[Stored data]
^^^^^^^^
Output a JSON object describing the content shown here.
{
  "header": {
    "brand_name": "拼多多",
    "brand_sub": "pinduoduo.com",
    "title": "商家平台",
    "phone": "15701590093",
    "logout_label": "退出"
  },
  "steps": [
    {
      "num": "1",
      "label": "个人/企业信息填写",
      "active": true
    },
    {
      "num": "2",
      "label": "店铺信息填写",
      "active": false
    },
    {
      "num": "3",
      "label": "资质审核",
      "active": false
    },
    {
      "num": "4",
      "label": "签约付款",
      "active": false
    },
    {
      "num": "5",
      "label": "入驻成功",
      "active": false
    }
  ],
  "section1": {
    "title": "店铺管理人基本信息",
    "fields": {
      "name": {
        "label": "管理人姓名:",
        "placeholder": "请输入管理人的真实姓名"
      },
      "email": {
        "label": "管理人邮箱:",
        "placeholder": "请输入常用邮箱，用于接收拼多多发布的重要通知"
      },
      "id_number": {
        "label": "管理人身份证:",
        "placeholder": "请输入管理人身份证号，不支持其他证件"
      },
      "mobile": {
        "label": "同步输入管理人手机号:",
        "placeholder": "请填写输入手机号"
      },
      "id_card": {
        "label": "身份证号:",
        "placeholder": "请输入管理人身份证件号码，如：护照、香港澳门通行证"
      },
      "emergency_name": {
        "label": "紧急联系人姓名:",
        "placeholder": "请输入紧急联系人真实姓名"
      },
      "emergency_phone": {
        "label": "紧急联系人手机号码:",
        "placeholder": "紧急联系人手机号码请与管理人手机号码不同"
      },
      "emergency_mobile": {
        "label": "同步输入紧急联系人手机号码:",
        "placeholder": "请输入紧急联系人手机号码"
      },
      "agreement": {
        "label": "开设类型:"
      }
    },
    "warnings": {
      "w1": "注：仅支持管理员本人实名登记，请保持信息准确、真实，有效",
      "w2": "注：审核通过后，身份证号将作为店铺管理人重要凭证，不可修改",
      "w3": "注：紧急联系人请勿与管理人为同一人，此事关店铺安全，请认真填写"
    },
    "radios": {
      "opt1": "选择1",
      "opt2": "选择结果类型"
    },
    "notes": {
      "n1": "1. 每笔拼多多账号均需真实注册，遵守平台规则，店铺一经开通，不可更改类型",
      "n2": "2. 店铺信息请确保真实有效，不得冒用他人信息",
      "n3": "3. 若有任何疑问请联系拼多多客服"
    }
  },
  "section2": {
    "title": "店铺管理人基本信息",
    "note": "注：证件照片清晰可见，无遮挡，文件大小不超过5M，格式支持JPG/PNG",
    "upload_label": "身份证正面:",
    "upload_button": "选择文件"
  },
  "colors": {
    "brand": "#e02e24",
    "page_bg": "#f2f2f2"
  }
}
^^^^^^^^
◆ STATED GOAL: Return all of the data exactly as it reads.

◆ EXERCISE ANSWER:
Output a JSON object describing the content shown here.
{
  "header": {
    "brand_name": "拼多多",
    "brand_sub": "pinduoduo.com",
    "title": "商家平台",
    "phone": "15701590093",
    "logout_label": "退出"
  },
  "steps": [
    {
      "num": "1",
      "label": "个人/企业信息填写",
      "active": true
    },
    {
      "num": "2",
      "label": "店铺信息填写",
      "active": false
    },
    {
      "num": "3",
      "label": "资质审核",
      "active": false
    },
    {
      "num": "4",
      "label": "签约付款",
      "active": false
    },
    {
      "num": "5",
      "label": "入驻成功",
      "active": false
    }
  ],
  "section1": {
    "title": "店铺管理人基本信息",
    "fields": {
      "name": {
        "label": "管理人姓名:",
        "placeholder": "请输入管理人的真实姓名"
      },
      "email": {
        "label": "管理人邮箱:",
        "placeholder": "请输入常用邮箱，用于接收拼多多发布的重要通知"
      },
      "id_number": {
        "label": "管理人身份证:",
        "placeholder": "请输入管理人身份证号，不支持其他证件"
      },
      "mobile": {
        "label": "同步输入管理人手机号:",
        "placeholder": "请填写输入手机号"
      },
      "id_card": {
        "label": "身份证号:",
        "placeholder": "请输入管理人身份证件号码，如：护照、香港澳门通行证"
      },
      "emergency_name": {
        "label": "紧急联系人姓名:",
        "placeholder": "请输入紧急联系人真实姓名"
      },
      "emergency_phone": {
        "label": "紧急联系人手机号码:",
        "placeholder": "紧急联系人手机号码请与管理人手机号码不同"
      },
      "emergency_mobile": {
        "label": "同步输入紧急联系人手机号码:",
        "placeholder": "请输入紧急联系人手机号码"
      },
      "agreement": {
        "label": "开设类型:"
      }
    },
    "warnings": {
      "w1": "注：仅支持管理员本人实名登记，请保持信息准确、真实，有效",
      "w2": "注：审核通过后，身份证号将作为店铺管理人重要凭证，不可修改",
      "w3": "注：紧急联系人请勿与管理人为同一人，此事关店铺安全，请认真填写"
    },
    "radios": {
      "opt1": "选择1",
      "opt2": "选择结果类型"
    },
    "notes": {
      "n1": "1. 每笔拼多多账号均需真实注册，遵守平台规则，店铺一经开通，不可更改类型",
      "n2": "2. 店铺信息请确保真实有效，不得冒用他人信息",
      "n3": "3. 若有任何疑问请联系拼多多客服"
    }
  },
  "section2": {
    "title": "店铺管理人基本信息",
    "note": "注：证件照片清晰可见，无遮挡，文件大小不超过5M，格式支持JPG/PNG",
    "upload_label": "身份证正面:",
    "upload_button": "选择文件"
  },
  "colors": {
    "brand": "#e02e24",
    "page_bg": "#f2f2f2"
  }
}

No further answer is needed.